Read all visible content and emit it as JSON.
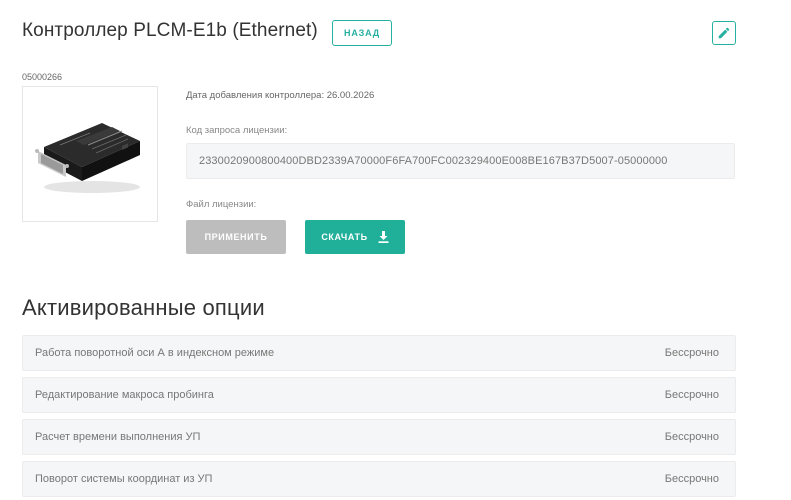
{
  "header": {
    "title": "Контроллер PLCM-E1b (Ethernet)",
    "back_label": "НАЗАД",
    "edit_icon": "pencil-icon"
  },
  "device": {
    "serial": "05000266",
    "image_icon": "controller-device-image",
    "date_added": "Дата добавления контроллера: 26.00.2026"
  },
  "license": {
    "request_label": "Код запроса лицензии:",
    "request_code": "2330020900800400DBD2339A70000F6FA700FC002329400E008BE167B37D5007-05000000",
    "file_label": "Файл лицензии:",
    "apply_label": "ПРИМЕНИТЬ",
    "download_label": "СКАЧАТЬ",
    "download_icon": "download-icon"
  },
  "options": {
    "title": "Активированные опции",
    "items": [
      {
        "name": "Работа поворотной оси А в индексном режиме",
        "status": "Бессрочно"
      },
      {
        "name": "Редактирование макроса пробинга",
        "status": "Бессрочно"
      },
      {
        "name": "Расчет времени выполнения УП",
        "status": "Бессрочно"
      },
      {
        "name": "Поворот системы координат из УП",
        "status": "Бессрочно"
      }
    ]
  },
  "colors": {
    "accent": "#26b0a0",
    "disabled": "#bdbdbd"
  }
}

§ **Your instructions**: Output all the records, word for word, with no pictures in the copy.

§ **Correct response**:
Read all visible content and emit it as JSON.
{
  "header": {
    "title": "Контроллер PLCM-E1b (Ethernet)",
    "back_label": "НАЗАД",
    "edit_icon": "pencil-icon"
  },
  "device": {
    "serial": "05000266",
    "image_icon": "controller-device-image",
    "date_added": "Дата добавления контроллера: 26.00.2026"
  },
  "license": {
    "request_label": "Код запроса лицензии:",
    "request_code": "2330020900800400DBD2339A70000F6FA700FC002329400E008BE167B37D5007-05000000",
    "file_label": "Файл лицензии:",
    "apply_label": "ПРИМЕНИТЬ",
    "download_label": "СКАЧАТЬ",
    "download_icon": "download-icon"
  },
  "options": {
    "title": "Активированные опции",
    "items": [
      {
        "name": "Работа поворотной оси А в индексном режиме",
        "status": "Бессрочно"
      },
      {
        "name": "Редактирование макроса пробинга",
        "status": "Бессрочно"
      },
      {
        "name": "Расчет времени выполнения УП",
        "status": "Бессрочно"
      },
      {
        "name": "Поворот системы координат из УП",
        "status": "Бессрочно"
      }
    ]
  },
  "colors": {
    "accent": "#26b0a0",
    "disabled": "#bdbdbd"
  }
}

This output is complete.